WORK REQUIRED
Only lines with the word "六个过硬" are needed; collect each of them from the listing below.

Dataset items
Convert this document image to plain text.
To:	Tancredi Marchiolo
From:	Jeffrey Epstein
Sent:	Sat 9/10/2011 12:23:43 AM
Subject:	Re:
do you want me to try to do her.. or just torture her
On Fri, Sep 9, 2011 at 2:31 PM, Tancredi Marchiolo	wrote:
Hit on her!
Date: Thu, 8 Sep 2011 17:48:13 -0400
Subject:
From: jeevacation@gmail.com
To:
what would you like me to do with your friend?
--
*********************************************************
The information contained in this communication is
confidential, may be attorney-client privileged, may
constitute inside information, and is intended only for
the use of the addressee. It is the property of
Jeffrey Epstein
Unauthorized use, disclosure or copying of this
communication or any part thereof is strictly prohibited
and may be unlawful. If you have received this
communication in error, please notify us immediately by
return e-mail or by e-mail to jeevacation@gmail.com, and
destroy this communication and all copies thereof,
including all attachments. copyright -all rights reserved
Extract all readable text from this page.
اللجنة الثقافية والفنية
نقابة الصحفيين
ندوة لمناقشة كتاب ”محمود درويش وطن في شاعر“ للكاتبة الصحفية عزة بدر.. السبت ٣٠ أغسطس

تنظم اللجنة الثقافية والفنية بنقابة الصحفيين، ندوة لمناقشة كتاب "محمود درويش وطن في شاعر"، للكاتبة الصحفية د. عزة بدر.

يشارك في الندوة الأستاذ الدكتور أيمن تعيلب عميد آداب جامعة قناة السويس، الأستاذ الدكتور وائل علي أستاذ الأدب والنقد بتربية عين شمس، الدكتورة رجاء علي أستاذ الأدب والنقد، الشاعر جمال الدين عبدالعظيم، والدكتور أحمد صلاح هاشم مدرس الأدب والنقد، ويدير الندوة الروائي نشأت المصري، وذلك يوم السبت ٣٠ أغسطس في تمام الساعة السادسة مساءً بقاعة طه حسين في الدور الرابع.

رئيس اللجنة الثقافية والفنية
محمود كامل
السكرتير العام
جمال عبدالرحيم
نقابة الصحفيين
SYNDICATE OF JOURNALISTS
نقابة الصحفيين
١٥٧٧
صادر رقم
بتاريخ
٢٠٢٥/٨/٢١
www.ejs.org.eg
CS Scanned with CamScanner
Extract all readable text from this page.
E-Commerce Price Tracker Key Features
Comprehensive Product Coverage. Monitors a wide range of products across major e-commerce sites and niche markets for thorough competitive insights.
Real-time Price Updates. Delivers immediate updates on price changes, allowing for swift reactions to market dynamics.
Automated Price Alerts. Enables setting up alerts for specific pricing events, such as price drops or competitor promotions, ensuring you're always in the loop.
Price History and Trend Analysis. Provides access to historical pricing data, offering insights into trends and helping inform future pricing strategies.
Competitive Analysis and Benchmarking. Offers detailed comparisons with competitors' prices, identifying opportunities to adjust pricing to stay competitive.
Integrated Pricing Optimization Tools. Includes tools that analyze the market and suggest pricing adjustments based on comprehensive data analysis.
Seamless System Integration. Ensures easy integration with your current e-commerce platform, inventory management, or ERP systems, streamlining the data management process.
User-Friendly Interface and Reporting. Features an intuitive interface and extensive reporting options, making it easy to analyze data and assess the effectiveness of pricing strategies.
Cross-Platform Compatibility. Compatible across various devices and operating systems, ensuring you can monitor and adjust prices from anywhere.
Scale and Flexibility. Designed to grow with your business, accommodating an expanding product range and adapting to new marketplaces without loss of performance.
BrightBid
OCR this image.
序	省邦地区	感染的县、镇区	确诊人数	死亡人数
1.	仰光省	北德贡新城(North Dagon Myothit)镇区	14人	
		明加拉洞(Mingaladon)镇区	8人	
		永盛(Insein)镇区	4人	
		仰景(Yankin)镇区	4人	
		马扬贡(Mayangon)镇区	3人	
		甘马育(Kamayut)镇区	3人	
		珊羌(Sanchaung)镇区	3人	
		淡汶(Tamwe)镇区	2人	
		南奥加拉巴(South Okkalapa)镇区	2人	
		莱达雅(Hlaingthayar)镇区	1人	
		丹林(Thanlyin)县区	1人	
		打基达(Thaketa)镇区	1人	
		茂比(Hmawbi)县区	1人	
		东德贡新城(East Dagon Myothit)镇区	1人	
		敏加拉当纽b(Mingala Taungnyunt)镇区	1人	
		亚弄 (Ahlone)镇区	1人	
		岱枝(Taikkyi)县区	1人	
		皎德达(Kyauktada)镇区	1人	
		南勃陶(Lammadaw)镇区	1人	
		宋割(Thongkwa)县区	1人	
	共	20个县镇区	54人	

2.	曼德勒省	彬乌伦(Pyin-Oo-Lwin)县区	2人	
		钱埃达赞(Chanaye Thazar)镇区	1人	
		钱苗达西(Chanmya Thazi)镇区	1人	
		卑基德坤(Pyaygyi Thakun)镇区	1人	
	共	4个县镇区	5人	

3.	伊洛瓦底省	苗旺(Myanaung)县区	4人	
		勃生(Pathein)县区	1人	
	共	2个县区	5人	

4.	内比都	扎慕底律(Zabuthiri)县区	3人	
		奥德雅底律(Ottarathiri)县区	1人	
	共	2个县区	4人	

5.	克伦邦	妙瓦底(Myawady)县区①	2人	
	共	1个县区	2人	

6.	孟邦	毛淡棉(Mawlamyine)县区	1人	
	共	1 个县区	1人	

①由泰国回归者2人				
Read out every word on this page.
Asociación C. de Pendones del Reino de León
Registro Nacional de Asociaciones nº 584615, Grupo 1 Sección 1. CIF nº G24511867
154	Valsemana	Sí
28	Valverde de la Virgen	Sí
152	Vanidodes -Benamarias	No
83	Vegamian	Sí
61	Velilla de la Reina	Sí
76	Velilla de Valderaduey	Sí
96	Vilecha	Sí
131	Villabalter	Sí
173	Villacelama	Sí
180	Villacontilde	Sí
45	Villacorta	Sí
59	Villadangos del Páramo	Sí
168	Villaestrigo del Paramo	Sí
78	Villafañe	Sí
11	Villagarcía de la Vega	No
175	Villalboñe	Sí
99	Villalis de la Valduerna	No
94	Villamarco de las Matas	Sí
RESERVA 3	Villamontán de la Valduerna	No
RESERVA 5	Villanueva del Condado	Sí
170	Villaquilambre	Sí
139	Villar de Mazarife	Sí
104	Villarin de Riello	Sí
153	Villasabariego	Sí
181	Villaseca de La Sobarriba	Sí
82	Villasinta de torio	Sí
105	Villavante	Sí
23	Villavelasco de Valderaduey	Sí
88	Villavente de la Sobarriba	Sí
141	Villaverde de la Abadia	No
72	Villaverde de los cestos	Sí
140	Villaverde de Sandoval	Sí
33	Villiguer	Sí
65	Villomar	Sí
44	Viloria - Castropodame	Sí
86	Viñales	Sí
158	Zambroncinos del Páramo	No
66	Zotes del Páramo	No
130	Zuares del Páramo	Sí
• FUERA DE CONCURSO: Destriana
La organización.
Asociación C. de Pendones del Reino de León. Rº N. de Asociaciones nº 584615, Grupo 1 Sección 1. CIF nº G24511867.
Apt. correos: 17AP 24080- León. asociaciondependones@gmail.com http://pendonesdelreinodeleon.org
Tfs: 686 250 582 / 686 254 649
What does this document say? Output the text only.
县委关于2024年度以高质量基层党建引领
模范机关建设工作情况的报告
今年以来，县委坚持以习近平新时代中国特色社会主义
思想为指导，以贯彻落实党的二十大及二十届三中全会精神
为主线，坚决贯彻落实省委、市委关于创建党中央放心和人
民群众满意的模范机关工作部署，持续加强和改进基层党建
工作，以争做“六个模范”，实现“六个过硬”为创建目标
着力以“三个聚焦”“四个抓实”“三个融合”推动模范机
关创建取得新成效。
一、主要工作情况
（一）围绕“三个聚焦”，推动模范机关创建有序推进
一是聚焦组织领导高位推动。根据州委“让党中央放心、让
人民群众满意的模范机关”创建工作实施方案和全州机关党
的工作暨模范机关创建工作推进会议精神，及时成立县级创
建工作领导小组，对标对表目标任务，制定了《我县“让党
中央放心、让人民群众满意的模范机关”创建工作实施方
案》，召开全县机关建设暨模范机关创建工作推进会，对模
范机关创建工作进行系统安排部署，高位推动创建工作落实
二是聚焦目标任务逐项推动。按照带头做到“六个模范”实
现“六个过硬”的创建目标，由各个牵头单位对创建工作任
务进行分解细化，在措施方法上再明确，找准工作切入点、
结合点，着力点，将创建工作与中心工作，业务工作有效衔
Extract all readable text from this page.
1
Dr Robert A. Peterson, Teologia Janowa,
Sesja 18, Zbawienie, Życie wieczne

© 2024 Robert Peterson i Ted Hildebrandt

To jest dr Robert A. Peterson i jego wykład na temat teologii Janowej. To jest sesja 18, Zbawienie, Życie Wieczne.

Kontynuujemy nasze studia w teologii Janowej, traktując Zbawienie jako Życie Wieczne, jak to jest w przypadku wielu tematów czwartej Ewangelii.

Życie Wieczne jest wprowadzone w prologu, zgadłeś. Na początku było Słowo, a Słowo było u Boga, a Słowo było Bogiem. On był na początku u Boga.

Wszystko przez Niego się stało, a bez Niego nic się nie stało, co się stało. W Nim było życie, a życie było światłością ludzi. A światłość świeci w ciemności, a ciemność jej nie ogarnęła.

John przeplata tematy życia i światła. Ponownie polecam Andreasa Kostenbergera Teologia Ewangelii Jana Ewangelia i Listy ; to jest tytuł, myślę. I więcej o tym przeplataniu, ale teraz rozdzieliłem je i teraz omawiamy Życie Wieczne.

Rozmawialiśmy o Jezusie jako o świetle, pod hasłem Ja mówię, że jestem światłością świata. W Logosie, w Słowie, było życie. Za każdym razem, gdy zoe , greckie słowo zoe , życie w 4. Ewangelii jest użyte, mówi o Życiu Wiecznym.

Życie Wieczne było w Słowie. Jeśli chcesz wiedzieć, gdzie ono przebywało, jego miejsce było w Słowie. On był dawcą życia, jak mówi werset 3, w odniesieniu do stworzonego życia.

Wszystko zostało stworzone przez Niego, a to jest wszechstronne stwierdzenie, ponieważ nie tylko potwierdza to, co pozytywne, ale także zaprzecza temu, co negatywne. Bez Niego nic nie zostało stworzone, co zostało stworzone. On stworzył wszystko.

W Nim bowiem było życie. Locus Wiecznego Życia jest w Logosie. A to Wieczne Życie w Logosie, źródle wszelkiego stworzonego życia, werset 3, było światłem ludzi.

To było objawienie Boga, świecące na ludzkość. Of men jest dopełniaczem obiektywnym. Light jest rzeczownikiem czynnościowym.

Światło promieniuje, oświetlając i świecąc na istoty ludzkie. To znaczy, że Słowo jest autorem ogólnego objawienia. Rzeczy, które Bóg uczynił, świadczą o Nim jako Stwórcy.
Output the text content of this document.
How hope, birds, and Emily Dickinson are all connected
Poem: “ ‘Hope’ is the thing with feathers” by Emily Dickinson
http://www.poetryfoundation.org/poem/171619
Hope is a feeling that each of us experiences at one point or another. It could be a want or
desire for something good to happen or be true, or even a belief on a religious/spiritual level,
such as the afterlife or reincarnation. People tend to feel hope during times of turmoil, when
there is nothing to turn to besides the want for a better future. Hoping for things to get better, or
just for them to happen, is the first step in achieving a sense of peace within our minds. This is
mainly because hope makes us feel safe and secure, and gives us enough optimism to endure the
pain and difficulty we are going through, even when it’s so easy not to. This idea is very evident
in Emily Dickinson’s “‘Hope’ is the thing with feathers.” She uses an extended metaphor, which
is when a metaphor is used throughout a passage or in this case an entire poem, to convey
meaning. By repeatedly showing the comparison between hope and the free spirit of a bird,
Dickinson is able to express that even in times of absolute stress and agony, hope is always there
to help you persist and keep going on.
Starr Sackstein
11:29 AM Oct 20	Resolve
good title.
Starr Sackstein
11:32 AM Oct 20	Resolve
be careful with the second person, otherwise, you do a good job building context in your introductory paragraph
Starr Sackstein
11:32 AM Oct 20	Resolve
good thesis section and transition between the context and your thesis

REPLY TO THE EXERCISE
工作，以争做“六个模范”，实现“六个过硬”为创建目标
现“六个过硬”的创建目标，由各个牵头单位对创建工作任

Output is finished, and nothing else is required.